- [Brano da leggere]:
□ □ □
Il Tribunale delle Anime è nato dall’incontro con uno strano individuo, in uno dei luoghi più misteriosi di Roma: Piazza delle Cinque Lune. Ad organizzare il tutto un mio vecchio amico della Questura, specializzato nella ricerca delle persone scomparse (che mi aveva ispirato il personaggio di Mila ne Il Suggeritore). Mi disse di chiamare questo tizio perché aveva una storia che poteva interessarmi. Lo feci e il tizio mi disse che ci saremmo visti «all’ora del tramonto». Quando gli chiesi cosa intendesse, mi rispose semplicemente «Prima del calar della sera», come fosse la cosa più naturale del mondo. Dopo aver controllato sul Messaggero a che ora tramontava il sole, mi sono recato sul luogo. Lui era già lì. Il tizio è un cacciatore del buio e, prima di raccontarmi di sé e del suo particolare metodo d’indagine, esordì con una domanda: «Qual è il più grande archivio criminale del mondo?».

Pensai all’Fbi. oppure all’Interpol, ma mi sbagliavo. La risposta mi lasciò senza fiato. Era la storia thriller più straordinaria che avessi mai sentito, tanto che non riuscivo a credere che nessuno ci avesse mai scritto un libro.
□ □ □
(Record di elementi e coordinate)
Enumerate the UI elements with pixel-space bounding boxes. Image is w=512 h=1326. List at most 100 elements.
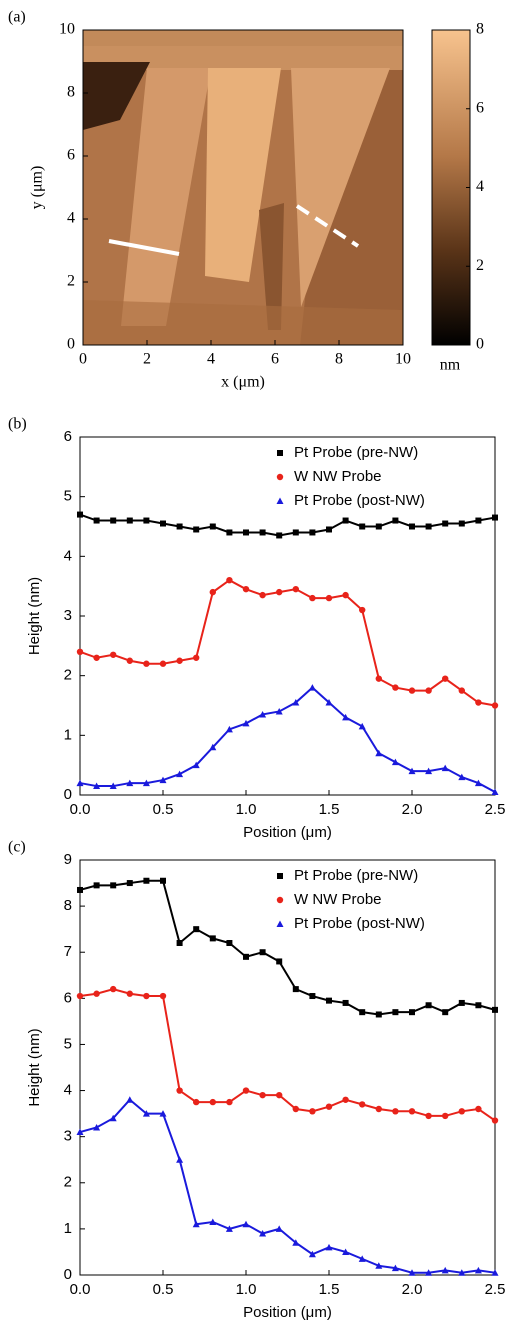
x-tick-label: 4 [207,351,215,368]
series-line [79,988,496,1122]
marker [76,779,84,787]
marker [126,1096,134,1103]
marker [176,523,183,530]
marker [391,1264,399,1272]
plot-frame [79,859,496,1276]
marker [375,1262,383,1269]
marker [276,1091,283,1099]
marker [458,999,465,1006]
x-tick-label: 8 [335,351,343,368]
marker [109,1114,117,1122]
legend-label: Pt Probe (pre-NW) [294,867,418,884]
marker [342,1248,350,1255]
marker [408,1108,416,1115]
legend-label: Pt Probe (pre-NW) [294,444,418,461]
series-line [79,879,496,1016]
marker [242,1087,250,1094]
marker [408,687,416,694]
marker [176,1087,183,1094]
marker [176,657,183,664]
y-tick-label: 6 [64,989,72,1006]
legend-marker [276,920,284,927]
marker [342,713,350,721]
marker [292,1239,300,1246]
marker [458,687,465,694]
marker [259,591,266,599]
colorbar-tick-label: 8 [476,21,484,38]
y-tick-label: 3 [64,607,72,624]
marker [441,1266,449,1274]
marker [209,935,216,942]
marker [425,523,432,530]
y-tick-label: 4 [64,547,72,564]
marker [309,993,316,1000]
y-tick-label: 1 [64,1220,72,1237]
marker [243,953,249,960]
marker [358,722,366,730]
y-tick-label: 8 [64,897,72,914]
marker [442,520,449,527]
marker [276,588,283,596]
legend-marker [276,497,284,504]
marker [491,1269,499,1276]
marker [209,588,216,596]
marker [491,1117,499,1124]
y-tick-label: 2 [67,273,75,290]
marker [325,699,333,706]
marker [292,986,299,993]
legend-marker [277,450,283,456]
marker [425,1002,432,1009]
marker [292,699,300,706]
marker [259,949,266,956]
marker [326,526,332,533]
series-line [79,1098,496,1274]
marker [176,770,184,778]
marker [275,707,283,715]
y-tick-label: 2 [64,667,72,684]
marker [442,675,449,682]
marker [159,992,167,1000]
marker [491,788,499,796]
y-tick-label: 3 [64,1128,72,1145]
marker [209,1098,216,1106]
x-tick-label: 0 [79,351,87,368]
marker [325,1103,333,1110]
legend-label: W NW Probe [294,891,382,908]
marker [342,517,349,524]
marker [308,684,316,691]
marker [325,1243,333,1251]
marker [209,523,216,530]
marker [109,782,117,790]
colorbar-tick-label: 4 [476,178,484,195]
marker [409,523,415,530]
marker [474,1266,482,1274]
legend-marker [276,896,284,904]
marker [93,782,101,790]
y-tick-label: 1 [64,726,72,743]
marker [193,926,200,933]
x-tick-label: 2.0 [402,1281,423,1298]
marker [409,1009,415,1016]
marker [325,594,333,602]
colorbar-tick-label: 0 [476,336,484,353]
x-tick-label: 10 [395,351,411,368]
marker [259,710,267,718]
marker [110,882,117,889]
marker [408,767,416,775]
y-axis-label: Height (nm) [26,577,43,655]
legend-label: Pt Probe (post-NW) [294,492,425,509]
marker [93,882,100,889]
marker [259,1091,266,1099]
marker [126,990,133,997]
x-tick-label: 6 [271,351,279,368]
marker [358,1255,366,1262]
marker [110,517,117,524]
marker [359,1101,366,1108]
x-tick-label: 2.0 [402,801,423,818]
marker [475,1105,482,1113]
marker [309,529,316,536]
marker [209,1218,217,1225]
marker [408,1269,416,1276]
marker [491,702,499,709]
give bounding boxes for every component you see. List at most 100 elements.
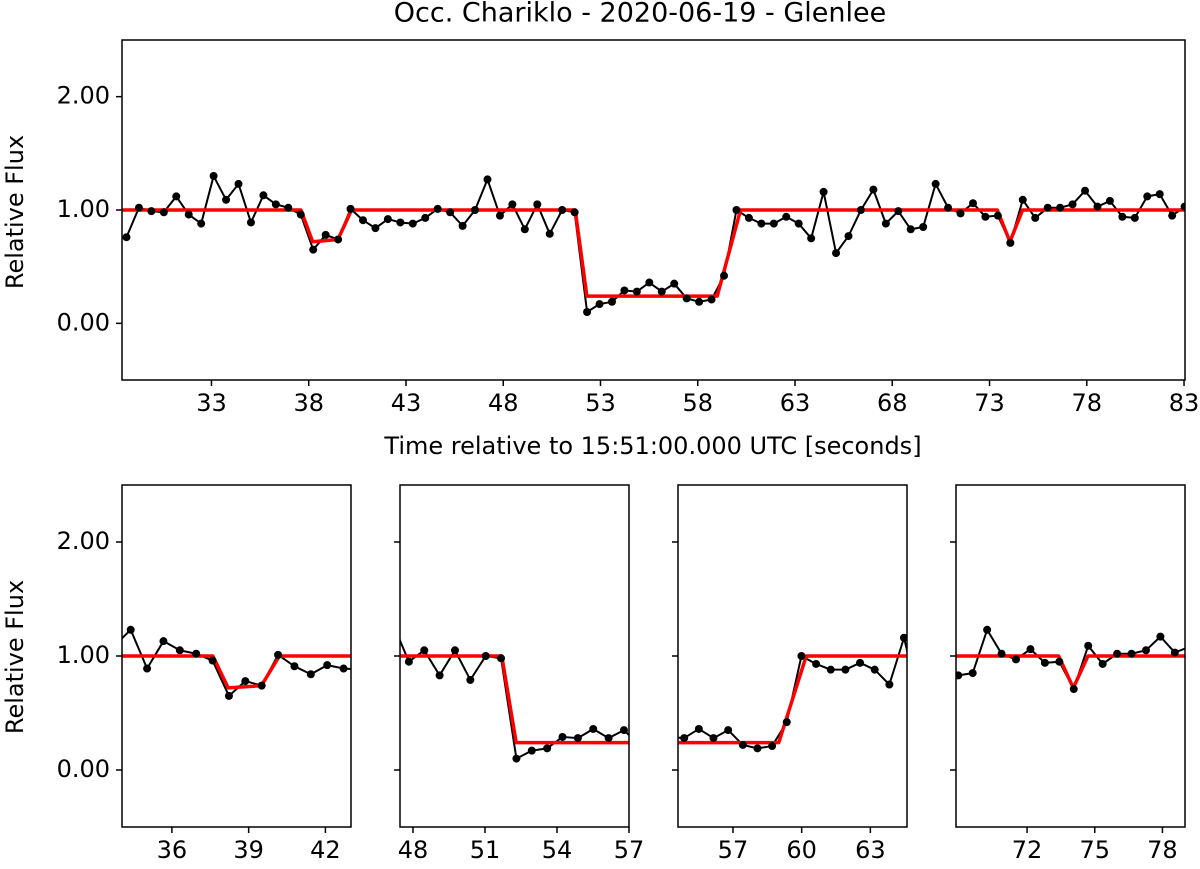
□ □ □
- [Richiesta 1]:
Ritrascrivi per intero il brano sul Tribunale delle Anime, senza alcuna modifica.
- [Richiesta 2]:
Modifica i record fra la riga che contiene "x-tick-label: 4 [207,351,215,368]" e quella che contiene "marker [408,687,416,694]", estremi inclusi: sostituisci "series-line" con "data-line" e restituisci solo queste righe, lasciando invariato tutto il resto.

- [Risposta corretta 1]:
Il Tribunale delle Anime è nato dall’incontro con uno strano individuo, in uno dei luoghi più misteriosi di Roma: Piazza delle Cinque Lune. Ad organizzare il tutto un mio vecchio amico della Questura, specializzato nella ricerca delle persone scomparse (che mi aveva ispirato il personaggio di Mila ne Il Suggeritore). Mi disse di chiamare questo tizio perché aveva una storia che poteva interessarmi. Lo feci e il tizio mi disse che ci saremmo visti «all’ora del tramonto». Quando gli chiesi cosa intendesse, mi rispose semplicemente «Prima del calar della sera», come fosse la cosa più naturale del mondo. Dopo aver controllato sul Messaggero a che ora tramontava il sole, mi sono recato sul luogo. Lui era già lì. Il tizio è un cacciatore del buio e, prima di raccontarmi di sé e del suo particolare metodo d’indagine, esordì con una domanda: «Qual è il più grande archivio criminale del mondo?».

Pensai all’Fbi. oppure all’Interpol, ma mi sbagliavo. La risposta mi lasciò senza fiato. Era la storia thriller più straordinaria che avessi mai sentito, tanto che non riuscivo a credere che nessuno ci avesse mai scritto un libro.

- [Risposta corretta 2]:
x-tick-label: 4 [207,351,215,368]
data-line [79,988,496,1122]
marker [76,779,84,787]
marker [126,1096,134,1103]
marker [176,523,183,530]
marker [391,1264,399,1272]
plot-frame [79,859,496,1276]
marker [375,1262,383,1269]
marker [276,1091,283,1099]
marker [458,999,465,1006]
x-tick-label: 8 [335,351,343,368]
marker [109,1114,117,1122]
legend-label: Pt Probe (pre-NW) [294,867,418,884]
marker [342,1248,350,1255]
marker [408,1108,416,1115]
legend-label: Pt Probe (pre-NW) [294,444,418,461]
data-line [79,879,496,1016]
marker [242,1087,250,1094]
marker [408,687,416,694]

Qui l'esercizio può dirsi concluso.